◆ **Given instruction**
Rewrite the stretch from the start of the records through the line containing "trade-plan-line: TP 79.70" as a numbered list, omitting blank lines.

_ _ _ _

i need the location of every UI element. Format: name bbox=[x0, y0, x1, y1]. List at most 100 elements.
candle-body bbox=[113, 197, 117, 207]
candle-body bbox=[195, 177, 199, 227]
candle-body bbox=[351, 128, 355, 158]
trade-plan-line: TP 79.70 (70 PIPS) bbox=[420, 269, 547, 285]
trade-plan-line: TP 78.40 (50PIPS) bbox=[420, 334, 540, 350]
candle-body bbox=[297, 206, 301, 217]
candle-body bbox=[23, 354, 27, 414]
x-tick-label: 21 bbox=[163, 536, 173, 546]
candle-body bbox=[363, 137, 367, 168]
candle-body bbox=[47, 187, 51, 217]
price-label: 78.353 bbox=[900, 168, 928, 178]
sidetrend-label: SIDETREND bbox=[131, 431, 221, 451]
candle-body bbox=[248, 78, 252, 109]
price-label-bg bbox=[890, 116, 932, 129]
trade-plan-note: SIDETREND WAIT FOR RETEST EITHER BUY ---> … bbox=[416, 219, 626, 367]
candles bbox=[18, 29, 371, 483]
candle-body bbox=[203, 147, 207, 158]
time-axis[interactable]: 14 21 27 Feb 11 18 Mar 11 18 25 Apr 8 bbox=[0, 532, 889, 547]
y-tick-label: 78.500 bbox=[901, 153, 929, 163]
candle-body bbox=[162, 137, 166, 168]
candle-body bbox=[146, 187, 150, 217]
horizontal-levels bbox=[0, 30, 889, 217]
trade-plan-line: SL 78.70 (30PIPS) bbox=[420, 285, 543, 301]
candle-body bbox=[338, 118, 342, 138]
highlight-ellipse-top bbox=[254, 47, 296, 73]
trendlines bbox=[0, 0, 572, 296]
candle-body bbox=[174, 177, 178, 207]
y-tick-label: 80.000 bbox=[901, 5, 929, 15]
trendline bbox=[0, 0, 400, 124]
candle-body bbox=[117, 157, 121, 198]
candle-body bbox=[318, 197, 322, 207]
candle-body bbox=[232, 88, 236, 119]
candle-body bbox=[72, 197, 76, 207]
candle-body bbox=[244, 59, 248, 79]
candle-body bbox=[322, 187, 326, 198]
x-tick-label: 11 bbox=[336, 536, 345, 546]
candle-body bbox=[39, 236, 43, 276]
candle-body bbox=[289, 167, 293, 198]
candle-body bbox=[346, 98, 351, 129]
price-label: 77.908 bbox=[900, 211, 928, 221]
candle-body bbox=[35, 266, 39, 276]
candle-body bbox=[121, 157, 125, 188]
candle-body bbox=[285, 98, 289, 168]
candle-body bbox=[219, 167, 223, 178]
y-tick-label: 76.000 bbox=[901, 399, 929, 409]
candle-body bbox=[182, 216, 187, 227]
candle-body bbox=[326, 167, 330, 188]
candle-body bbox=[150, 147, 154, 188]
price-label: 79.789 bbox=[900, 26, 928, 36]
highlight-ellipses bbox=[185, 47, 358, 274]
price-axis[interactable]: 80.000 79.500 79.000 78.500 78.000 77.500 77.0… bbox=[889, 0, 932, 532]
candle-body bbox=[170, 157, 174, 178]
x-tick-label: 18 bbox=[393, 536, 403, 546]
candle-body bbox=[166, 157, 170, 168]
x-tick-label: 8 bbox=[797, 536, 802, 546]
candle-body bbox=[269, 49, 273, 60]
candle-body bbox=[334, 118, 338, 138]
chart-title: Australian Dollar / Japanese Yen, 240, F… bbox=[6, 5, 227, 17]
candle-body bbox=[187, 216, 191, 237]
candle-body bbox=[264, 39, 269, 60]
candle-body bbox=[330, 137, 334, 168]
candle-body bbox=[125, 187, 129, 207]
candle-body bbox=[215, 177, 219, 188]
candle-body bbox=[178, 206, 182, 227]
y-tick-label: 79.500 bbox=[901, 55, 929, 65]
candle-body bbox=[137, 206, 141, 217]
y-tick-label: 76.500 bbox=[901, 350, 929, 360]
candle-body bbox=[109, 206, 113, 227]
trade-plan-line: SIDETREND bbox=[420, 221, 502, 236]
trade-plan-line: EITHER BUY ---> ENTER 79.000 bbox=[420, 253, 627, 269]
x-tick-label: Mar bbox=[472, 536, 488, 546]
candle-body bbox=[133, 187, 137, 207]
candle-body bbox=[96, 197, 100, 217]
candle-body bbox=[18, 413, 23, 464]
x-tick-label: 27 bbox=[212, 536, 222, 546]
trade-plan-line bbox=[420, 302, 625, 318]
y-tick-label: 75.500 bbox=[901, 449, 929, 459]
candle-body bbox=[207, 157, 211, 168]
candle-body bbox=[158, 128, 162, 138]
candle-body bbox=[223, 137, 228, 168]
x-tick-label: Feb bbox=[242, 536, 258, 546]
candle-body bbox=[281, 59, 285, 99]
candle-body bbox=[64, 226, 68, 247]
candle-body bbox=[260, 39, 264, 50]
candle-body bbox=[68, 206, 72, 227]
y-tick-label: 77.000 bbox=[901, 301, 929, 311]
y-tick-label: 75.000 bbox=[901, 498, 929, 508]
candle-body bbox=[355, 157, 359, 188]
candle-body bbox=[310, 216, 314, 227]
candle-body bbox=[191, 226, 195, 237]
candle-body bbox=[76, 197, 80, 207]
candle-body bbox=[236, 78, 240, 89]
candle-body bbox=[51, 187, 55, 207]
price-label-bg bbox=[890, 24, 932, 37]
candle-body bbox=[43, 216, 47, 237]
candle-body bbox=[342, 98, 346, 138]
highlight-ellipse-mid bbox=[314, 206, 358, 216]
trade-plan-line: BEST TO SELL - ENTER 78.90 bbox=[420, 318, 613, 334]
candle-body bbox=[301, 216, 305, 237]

_ _ _ _

◆ **Full answer**
1. i need the location of every UI element. Format: name bbox=[x0, y0, x1, y1]. List at most 100 elements.
2. candle-body bbox=[113, 197, 117, 207]
3. candle-body bbox=[195, 177, 199, 227]
4. candle-body bbox=[351, 128, 355, 158]
5. trade-plan-line: TP 79.70 (70 PIPS) bbox=[420, 269, 547, 285]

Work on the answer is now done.